■ Written problem: Copy these rows word for word, starting at the row that contains "slot ellipse bbox=[105, 113, 109, 116]" and ending after the row that contains "tiny ring left".

■ Material for this task:
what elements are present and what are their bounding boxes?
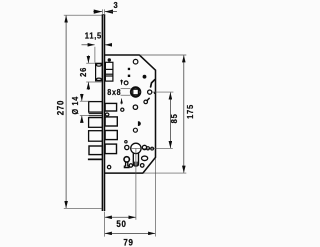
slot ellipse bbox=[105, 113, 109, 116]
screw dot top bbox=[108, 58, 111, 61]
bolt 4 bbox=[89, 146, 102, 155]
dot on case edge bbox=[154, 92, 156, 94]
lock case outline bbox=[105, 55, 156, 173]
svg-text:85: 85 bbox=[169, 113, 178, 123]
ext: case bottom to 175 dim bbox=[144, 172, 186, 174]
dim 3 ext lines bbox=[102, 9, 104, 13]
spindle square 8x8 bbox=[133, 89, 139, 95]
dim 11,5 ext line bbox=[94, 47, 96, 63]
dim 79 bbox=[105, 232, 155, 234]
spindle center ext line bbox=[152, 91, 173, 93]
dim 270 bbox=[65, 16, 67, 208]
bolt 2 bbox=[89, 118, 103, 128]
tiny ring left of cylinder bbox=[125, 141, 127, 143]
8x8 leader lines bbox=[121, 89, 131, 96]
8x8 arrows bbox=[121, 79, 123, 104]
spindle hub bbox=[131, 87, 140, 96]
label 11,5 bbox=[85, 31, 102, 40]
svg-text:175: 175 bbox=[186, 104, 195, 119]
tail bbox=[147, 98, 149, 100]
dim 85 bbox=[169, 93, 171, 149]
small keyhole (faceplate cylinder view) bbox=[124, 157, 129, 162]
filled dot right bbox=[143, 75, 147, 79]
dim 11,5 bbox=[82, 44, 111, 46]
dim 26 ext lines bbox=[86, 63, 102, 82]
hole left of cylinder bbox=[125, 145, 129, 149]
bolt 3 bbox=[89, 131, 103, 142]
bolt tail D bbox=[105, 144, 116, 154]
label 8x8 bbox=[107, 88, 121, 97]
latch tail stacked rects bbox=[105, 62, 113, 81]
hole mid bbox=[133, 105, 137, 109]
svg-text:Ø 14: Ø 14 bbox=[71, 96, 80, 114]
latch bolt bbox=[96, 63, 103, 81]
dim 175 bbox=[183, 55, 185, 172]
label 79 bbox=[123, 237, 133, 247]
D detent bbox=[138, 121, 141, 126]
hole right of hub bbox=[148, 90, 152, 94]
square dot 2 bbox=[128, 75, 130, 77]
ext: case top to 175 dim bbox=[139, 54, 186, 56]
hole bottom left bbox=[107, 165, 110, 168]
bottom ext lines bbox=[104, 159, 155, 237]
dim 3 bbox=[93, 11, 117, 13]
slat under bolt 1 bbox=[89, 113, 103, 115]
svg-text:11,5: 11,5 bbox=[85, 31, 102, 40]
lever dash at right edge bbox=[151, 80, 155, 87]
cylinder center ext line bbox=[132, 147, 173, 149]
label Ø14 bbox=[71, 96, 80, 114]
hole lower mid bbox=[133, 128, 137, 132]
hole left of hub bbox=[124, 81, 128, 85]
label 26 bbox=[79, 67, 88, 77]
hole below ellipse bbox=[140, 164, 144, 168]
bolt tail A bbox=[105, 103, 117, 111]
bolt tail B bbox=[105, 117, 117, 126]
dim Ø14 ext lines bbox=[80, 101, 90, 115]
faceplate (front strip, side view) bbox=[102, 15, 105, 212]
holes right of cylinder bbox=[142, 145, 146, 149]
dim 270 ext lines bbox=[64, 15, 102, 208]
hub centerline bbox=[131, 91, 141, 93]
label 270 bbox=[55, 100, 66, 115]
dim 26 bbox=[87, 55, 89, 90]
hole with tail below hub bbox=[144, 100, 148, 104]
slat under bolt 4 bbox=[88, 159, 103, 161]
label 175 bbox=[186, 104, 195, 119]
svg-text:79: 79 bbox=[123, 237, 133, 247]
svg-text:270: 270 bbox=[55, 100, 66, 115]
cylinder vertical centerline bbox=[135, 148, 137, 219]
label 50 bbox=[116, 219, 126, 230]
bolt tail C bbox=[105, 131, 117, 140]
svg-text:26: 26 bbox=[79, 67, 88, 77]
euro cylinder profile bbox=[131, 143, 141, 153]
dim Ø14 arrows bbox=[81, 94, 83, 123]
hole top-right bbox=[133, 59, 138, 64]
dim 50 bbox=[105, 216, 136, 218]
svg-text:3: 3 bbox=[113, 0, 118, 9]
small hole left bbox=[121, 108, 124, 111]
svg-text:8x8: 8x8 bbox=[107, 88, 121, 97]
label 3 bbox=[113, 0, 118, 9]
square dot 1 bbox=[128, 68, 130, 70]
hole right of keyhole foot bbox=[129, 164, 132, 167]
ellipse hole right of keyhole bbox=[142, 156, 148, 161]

■ Exercise response:
slot ellipse bbox=[105, 113, 109, 116]
screw dot top bbox=[108, 58, 111, 61]
bolt 4 bbox=[89, 146, 102, 155]
dot on case edge bbox=[154, 92, 156, 94]
lock case outline bbox=[105, 55, 156, 173]
svg-text:85: 85 bbox=[169, 113, 178, 123]
ext: case bottom to 175 dim bbox=[144, 172, 186, 174]
dim 3 ext lines bbox=[102, 9, 104, 13]
spindle square 8x8 bbox=[133, 89, 139, 95]
dim 11,5 ext line bbox=[94, 47, 96, 63]
dim 79 bbox=[105, 232, 155, 234]
spindle center ext line bbox=[152, 91, 173, 93]
dim 270 bbox=[65, 16, 67, 208]
bolt 2 bbox=[89, 118, 103, 128]
tiny ring left of cylinder bbox=[125, 141, 127, 143]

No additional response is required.